__Stated goal__:
Return all of the entries word for word, but omit the pictures they contain.

[Saved data entries]
┄┄┄┄┄┄┄┄┄┄┄┄┄┄┄┄┄┄┄┄

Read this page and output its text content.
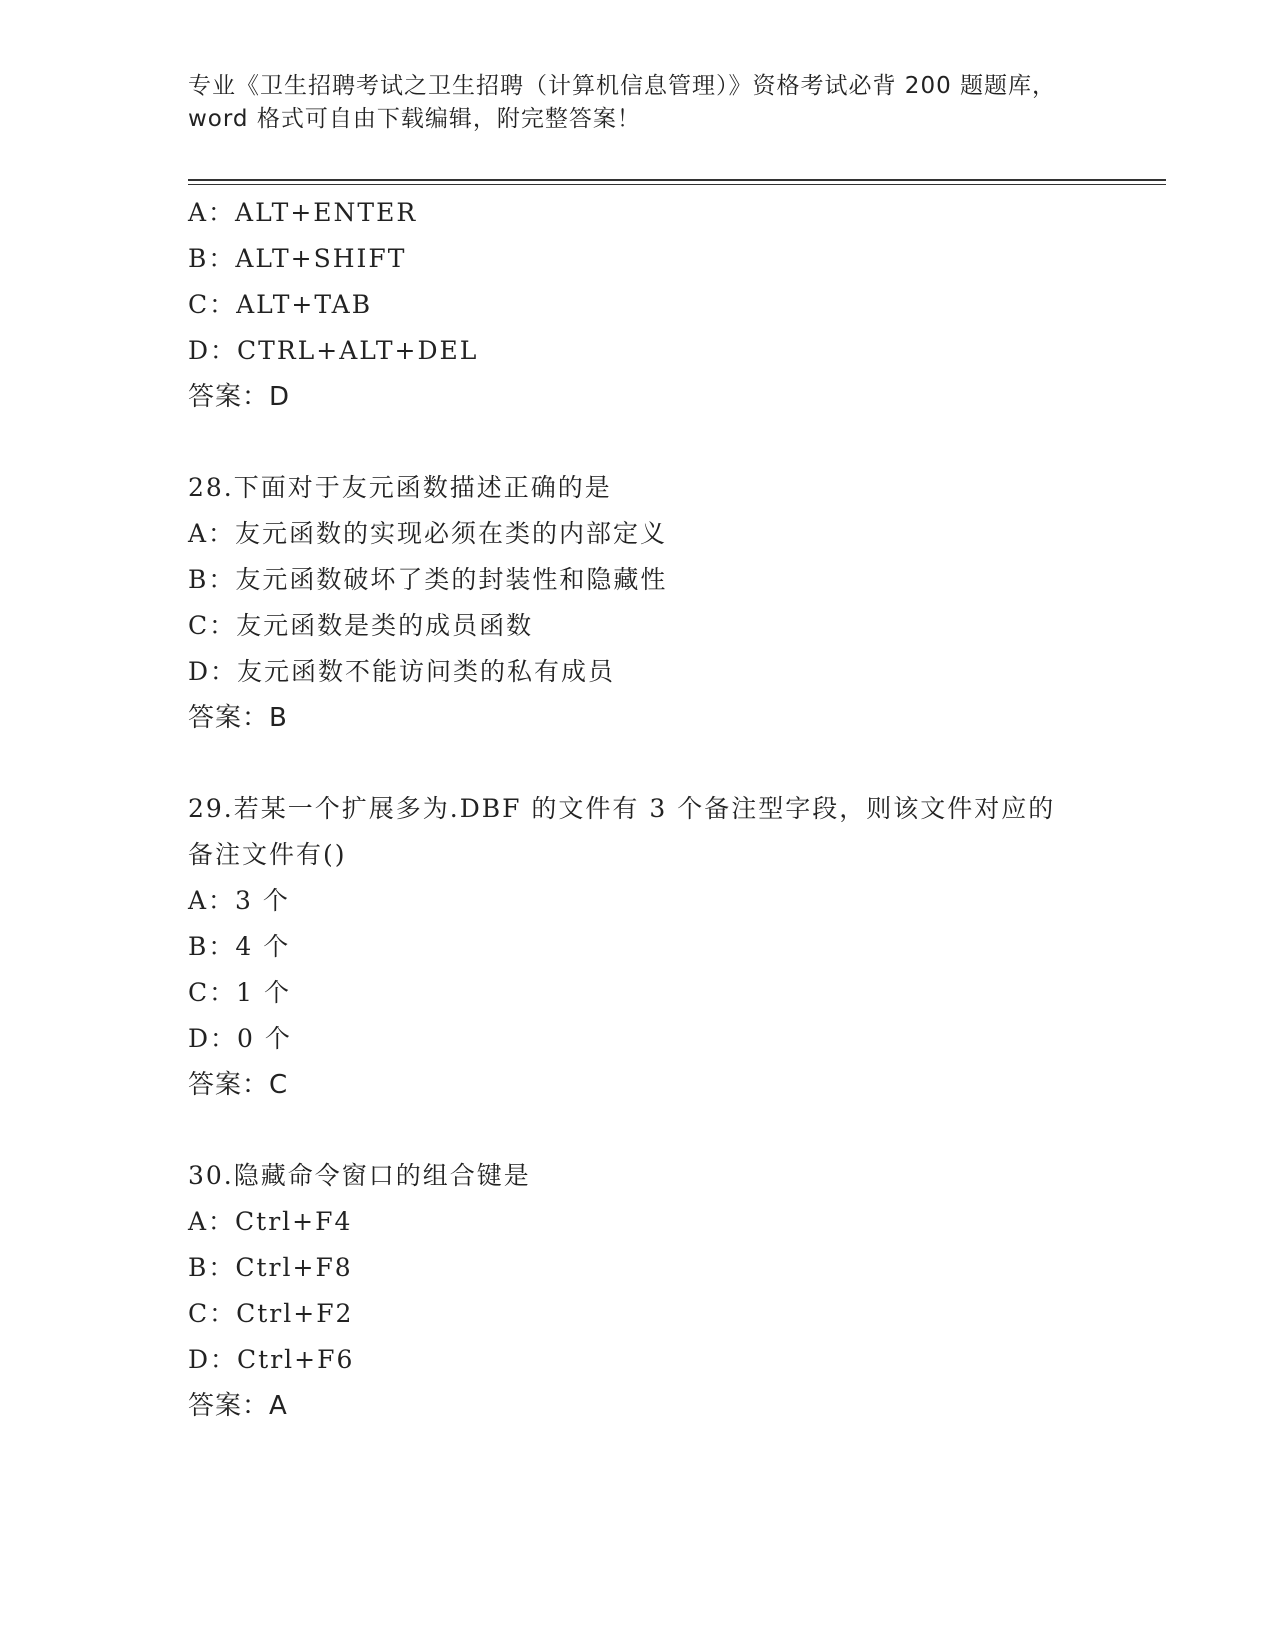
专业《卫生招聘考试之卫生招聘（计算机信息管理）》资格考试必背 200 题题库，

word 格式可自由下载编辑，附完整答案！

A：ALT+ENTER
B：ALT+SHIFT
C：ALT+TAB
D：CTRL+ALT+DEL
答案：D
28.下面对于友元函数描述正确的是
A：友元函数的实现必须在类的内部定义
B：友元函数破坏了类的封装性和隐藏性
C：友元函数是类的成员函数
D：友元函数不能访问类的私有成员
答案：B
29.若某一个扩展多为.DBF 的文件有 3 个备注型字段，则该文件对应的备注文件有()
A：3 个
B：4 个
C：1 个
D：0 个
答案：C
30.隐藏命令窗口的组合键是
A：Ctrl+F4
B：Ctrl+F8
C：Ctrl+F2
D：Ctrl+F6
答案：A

┄┄┄┄┄┄┄┄┄┄┄┄┄┄┄┄┄┄┄┄

__Problem solution__:
Read this page and output its text content.
专业《卫生招聘考试之卫生招聘（计算机信息管理）》资格考试必背 200 题题库，

word 格式可自由下载编辑，附完整答案！

A：ALT+ENTER
B：ALT+SHIFT
C：ALT+TAB
D：CTRL+ALT+DEL
答案：D
28.下面对于友元函数描述正确的是
A：友元函数的实现必须在类的内部定义
B：友元函数破坏了类的封装性和隐藏性
C：友元函数是类的成员函数
D：友元函数不能访问类的私有成员
答案：B
29.若某一个扩展多为.DBF 的文件有 3 个备注型字段，则该文件对应的备注文件有()
A：3 个
B：4 个
C：1 个
D：0 个
答案：C
30.隐藏命令窗口的组合键是
A：Ctrl+F4
B：Ctrl+F8
C：Ctrl+F2
D：Ctrl+F6
答案：A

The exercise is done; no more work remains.